DATA FOR THIS TASK start

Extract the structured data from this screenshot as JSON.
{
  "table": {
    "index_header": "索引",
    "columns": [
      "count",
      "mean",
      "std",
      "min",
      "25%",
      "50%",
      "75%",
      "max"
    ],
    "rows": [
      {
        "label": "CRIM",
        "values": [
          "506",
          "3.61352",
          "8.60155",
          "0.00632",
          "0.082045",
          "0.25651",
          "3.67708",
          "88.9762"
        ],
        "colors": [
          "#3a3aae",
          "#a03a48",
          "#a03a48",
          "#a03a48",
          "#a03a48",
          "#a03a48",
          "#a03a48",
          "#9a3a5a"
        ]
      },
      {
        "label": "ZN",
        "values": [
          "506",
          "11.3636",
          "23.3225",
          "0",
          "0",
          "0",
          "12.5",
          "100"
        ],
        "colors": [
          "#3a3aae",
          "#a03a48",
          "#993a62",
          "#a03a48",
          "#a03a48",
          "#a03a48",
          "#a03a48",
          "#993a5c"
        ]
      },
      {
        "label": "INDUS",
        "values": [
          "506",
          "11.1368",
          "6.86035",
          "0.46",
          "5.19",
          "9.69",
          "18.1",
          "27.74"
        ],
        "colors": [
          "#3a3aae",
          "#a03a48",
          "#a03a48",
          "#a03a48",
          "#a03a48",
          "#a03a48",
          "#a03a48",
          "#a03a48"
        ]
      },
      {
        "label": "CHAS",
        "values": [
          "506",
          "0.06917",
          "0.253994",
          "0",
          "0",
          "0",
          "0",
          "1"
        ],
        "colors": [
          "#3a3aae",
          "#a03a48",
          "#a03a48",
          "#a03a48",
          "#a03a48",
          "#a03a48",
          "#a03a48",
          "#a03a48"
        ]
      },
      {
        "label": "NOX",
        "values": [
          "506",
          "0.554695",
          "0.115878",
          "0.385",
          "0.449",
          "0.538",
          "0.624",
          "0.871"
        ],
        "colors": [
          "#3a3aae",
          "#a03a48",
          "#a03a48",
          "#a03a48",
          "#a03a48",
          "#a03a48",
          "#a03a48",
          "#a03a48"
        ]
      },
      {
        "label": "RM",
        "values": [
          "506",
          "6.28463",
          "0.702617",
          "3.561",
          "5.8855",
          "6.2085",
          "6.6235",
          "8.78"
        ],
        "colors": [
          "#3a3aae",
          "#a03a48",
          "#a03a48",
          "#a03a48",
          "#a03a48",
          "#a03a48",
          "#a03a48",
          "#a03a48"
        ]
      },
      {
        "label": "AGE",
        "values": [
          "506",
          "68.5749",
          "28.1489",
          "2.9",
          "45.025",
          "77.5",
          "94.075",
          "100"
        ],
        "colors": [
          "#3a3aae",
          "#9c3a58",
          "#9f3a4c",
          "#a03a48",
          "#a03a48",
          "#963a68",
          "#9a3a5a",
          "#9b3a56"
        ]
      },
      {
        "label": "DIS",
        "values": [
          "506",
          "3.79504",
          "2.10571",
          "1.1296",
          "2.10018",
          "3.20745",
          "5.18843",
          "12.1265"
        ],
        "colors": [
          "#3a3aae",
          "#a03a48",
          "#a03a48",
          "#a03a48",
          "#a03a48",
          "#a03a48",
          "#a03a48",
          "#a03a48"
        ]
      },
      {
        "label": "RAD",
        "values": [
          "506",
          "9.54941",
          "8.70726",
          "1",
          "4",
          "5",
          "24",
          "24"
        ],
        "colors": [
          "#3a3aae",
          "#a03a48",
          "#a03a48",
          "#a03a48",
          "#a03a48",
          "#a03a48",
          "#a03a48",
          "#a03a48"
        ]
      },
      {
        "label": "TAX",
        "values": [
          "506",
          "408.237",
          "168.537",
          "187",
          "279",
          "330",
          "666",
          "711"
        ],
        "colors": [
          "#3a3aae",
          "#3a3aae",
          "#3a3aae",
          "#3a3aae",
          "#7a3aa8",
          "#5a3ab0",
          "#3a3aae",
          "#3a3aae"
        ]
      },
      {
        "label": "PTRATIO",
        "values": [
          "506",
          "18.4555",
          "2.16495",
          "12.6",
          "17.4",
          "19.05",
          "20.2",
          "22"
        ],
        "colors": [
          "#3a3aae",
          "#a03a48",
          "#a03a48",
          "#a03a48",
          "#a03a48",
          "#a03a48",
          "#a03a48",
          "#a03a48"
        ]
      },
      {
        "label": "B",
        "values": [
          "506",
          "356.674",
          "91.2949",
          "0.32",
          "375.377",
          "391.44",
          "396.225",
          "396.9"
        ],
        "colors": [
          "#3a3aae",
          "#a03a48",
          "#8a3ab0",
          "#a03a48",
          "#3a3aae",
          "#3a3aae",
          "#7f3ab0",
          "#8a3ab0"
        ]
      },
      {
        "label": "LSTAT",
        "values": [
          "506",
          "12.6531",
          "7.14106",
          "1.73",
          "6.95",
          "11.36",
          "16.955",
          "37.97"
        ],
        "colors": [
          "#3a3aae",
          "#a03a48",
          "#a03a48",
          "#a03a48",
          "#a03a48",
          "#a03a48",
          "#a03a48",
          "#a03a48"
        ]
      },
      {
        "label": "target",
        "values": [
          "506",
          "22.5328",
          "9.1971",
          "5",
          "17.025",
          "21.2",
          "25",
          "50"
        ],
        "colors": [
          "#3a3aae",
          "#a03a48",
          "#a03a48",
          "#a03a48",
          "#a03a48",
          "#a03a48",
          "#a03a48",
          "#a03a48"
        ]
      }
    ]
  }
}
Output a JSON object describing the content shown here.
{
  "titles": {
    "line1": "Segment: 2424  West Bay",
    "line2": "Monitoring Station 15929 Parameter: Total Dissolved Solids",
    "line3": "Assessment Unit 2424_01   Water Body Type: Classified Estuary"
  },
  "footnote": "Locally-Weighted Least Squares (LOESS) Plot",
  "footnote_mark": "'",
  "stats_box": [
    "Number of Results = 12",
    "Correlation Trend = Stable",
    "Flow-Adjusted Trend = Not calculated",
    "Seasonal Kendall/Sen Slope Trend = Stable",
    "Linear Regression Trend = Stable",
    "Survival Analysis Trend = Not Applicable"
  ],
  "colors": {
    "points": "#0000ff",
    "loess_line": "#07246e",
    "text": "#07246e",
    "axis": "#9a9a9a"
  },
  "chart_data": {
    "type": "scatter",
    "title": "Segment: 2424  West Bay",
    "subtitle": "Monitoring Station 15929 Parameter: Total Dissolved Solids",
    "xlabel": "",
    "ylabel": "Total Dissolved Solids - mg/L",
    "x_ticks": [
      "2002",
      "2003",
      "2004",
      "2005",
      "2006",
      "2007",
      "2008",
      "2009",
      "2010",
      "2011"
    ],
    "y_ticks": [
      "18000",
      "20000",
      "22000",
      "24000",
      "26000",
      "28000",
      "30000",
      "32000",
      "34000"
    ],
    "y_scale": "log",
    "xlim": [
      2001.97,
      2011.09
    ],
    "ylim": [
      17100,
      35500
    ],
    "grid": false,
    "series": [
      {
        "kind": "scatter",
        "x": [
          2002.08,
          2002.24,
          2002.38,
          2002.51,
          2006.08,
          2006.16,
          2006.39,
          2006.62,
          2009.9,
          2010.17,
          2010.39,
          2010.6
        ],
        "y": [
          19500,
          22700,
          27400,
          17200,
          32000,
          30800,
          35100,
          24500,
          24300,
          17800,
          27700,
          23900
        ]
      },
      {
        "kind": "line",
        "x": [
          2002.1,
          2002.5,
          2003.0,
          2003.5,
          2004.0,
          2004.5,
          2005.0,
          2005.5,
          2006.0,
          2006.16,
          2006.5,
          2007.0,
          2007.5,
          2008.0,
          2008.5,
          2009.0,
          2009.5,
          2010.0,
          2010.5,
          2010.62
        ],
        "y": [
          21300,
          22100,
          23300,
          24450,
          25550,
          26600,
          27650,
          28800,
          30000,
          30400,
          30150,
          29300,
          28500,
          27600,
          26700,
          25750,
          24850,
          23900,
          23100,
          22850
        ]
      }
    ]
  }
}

DATA FOR THIS TASK end

Take every line from the data that contains the word "Stable".

ANSWER TO THE PROBLEM:
    "Correlation Trend = Stable",
    "Seasonal Kendall/Sen Slope Trend = Stable",
    "Linear Regression Trend = Stable",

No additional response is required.